Start of Listing

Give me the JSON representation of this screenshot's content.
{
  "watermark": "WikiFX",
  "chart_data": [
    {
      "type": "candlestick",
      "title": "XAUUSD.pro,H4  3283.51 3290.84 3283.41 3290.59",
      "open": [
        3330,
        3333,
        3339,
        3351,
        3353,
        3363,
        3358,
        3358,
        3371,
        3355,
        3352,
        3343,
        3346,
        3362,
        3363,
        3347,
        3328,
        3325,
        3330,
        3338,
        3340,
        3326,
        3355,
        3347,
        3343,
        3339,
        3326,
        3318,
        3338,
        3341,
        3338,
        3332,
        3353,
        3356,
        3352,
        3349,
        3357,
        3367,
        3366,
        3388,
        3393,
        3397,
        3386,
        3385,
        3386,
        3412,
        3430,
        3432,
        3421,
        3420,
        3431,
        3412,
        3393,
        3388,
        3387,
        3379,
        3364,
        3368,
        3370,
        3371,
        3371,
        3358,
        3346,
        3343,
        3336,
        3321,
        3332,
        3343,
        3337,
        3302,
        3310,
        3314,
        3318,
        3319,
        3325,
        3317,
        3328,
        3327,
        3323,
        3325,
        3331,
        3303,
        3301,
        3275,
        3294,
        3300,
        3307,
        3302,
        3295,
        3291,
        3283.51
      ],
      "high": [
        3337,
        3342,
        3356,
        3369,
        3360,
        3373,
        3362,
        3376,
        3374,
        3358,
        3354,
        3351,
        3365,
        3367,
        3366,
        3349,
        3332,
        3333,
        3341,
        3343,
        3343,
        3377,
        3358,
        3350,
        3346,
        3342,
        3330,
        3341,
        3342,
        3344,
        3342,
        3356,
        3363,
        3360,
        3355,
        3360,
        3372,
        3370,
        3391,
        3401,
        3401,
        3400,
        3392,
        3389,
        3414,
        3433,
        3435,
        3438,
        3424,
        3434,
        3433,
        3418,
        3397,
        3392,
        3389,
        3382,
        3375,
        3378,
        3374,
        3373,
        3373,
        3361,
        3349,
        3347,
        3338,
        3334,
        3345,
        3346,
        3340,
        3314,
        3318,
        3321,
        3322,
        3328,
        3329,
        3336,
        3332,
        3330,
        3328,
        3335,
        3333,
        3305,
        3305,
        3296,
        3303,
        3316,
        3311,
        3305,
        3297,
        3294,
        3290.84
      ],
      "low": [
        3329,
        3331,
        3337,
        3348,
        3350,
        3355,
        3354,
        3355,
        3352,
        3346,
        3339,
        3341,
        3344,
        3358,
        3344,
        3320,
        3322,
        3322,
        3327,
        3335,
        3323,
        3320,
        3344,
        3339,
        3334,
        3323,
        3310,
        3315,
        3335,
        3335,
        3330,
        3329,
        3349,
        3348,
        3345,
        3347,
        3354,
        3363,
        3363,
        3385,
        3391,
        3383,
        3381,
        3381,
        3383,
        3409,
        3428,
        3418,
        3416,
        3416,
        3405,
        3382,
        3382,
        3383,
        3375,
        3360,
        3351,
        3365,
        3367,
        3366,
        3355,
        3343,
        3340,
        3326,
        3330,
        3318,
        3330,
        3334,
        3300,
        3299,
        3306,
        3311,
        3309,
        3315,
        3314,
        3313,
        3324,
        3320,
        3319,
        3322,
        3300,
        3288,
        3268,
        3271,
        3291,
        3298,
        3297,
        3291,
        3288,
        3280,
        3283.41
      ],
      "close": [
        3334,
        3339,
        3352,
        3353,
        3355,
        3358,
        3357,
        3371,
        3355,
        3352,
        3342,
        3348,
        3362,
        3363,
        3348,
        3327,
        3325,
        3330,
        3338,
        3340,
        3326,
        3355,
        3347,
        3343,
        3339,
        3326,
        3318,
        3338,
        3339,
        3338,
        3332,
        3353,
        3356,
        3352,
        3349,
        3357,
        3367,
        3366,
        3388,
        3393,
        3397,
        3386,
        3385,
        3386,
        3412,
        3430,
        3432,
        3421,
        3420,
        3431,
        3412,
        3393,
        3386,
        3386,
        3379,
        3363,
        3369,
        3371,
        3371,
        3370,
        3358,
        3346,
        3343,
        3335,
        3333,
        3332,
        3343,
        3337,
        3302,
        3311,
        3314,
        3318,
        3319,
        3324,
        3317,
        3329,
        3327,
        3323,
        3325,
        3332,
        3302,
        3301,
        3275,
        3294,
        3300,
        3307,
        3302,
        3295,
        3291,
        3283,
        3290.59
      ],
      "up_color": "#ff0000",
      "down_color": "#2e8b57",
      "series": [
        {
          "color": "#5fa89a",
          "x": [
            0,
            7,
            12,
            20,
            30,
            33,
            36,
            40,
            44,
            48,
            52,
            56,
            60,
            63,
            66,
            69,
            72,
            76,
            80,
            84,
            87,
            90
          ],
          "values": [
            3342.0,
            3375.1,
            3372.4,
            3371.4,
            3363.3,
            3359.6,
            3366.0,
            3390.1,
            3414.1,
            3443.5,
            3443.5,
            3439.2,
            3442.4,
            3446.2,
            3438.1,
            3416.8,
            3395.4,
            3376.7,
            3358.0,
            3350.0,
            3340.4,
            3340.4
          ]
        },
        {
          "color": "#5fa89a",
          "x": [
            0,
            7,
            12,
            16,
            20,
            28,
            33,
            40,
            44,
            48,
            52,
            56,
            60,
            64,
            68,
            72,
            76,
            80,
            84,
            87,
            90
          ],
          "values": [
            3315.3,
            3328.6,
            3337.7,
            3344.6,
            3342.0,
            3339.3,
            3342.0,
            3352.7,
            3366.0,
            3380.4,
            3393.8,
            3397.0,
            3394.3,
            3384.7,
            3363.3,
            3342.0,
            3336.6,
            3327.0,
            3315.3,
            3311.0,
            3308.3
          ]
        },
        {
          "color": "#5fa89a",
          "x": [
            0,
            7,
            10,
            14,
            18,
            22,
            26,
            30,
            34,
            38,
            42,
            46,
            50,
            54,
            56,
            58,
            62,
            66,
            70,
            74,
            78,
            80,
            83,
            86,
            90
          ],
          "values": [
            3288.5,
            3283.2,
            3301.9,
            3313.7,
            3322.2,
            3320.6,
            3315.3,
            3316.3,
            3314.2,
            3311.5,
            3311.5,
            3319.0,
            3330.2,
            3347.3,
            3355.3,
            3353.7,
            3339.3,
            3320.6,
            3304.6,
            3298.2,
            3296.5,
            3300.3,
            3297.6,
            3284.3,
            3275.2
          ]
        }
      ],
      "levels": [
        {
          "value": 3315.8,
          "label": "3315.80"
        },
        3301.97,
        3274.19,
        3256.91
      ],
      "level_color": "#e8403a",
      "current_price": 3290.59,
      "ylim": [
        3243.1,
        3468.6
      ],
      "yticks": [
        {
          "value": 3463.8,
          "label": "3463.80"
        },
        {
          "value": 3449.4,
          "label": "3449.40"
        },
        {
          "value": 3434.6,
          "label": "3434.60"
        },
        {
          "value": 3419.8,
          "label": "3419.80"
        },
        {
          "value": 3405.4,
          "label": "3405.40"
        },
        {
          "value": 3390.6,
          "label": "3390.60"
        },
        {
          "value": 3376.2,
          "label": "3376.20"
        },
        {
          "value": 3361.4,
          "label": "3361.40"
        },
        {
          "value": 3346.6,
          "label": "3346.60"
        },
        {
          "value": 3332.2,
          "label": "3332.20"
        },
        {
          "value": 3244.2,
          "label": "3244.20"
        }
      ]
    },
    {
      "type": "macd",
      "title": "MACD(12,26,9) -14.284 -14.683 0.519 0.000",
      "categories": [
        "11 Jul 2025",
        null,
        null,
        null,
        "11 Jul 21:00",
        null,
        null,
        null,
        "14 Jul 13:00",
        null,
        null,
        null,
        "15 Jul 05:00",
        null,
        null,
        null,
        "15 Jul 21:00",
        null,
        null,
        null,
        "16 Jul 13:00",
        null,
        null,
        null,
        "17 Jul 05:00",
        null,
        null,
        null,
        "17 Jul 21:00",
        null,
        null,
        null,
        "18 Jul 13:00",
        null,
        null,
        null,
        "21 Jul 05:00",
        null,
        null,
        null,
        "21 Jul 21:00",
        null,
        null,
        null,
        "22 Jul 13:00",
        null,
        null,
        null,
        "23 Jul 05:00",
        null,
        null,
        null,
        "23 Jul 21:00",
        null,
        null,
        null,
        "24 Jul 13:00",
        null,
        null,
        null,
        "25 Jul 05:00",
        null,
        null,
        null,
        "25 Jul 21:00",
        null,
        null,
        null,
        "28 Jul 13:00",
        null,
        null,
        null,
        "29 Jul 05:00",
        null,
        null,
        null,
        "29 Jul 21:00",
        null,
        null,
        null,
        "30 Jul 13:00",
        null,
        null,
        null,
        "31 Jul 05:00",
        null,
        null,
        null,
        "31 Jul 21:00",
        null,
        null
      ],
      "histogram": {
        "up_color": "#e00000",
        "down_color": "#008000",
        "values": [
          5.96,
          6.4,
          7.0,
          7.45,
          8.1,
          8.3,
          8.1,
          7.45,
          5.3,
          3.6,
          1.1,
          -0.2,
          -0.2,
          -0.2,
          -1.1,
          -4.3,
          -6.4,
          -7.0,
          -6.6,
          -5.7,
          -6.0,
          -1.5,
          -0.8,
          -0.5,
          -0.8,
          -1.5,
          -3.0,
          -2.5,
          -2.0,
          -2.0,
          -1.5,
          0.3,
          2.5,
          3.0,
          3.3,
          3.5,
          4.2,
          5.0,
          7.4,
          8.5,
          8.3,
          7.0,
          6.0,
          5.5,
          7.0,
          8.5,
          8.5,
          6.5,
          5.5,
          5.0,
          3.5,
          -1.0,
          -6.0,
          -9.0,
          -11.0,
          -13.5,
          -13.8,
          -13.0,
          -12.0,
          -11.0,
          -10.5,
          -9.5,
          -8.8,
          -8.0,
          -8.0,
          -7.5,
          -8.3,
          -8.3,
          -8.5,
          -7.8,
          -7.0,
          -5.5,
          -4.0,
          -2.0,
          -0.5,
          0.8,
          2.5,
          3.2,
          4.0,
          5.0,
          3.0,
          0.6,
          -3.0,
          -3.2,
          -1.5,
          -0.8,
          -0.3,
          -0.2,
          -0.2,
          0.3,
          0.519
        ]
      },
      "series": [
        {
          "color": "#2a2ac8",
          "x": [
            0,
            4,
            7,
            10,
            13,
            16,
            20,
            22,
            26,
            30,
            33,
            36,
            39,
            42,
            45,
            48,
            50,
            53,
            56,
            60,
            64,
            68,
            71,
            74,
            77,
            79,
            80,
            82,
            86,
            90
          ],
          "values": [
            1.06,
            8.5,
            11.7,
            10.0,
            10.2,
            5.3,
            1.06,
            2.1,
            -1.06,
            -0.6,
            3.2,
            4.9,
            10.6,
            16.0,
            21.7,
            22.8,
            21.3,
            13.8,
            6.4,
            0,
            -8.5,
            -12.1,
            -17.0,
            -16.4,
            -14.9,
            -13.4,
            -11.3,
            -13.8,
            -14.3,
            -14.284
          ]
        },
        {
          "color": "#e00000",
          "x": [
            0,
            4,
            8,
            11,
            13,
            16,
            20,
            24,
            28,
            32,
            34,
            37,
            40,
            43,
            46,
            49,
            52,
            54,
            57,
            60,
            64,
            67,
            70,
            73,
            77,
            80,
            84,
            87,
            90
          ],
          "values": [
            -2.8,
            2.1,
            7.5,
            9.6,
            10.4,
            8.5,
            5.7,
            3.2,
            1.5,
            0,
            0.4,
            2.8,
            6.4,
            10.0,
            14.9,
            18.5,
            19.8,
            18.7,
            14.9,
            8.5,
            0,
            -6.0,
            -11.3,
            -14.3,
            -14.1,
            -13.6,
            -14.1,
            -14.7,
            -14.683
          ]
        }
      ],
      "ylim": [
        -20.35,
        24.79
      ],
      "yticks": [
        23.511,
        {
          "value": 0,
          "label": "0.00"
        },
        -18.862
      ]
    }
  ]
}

End of Listing

● Aim
Where a line above holds the string "title", show that line.

● Solved exercise
      "title": "XAUUSD.pro,H4  3283.51 3290.84 3283.41 3290.59",
      "title": "MACD(12,26,9) -14.284 -14.683 0.519 0.000",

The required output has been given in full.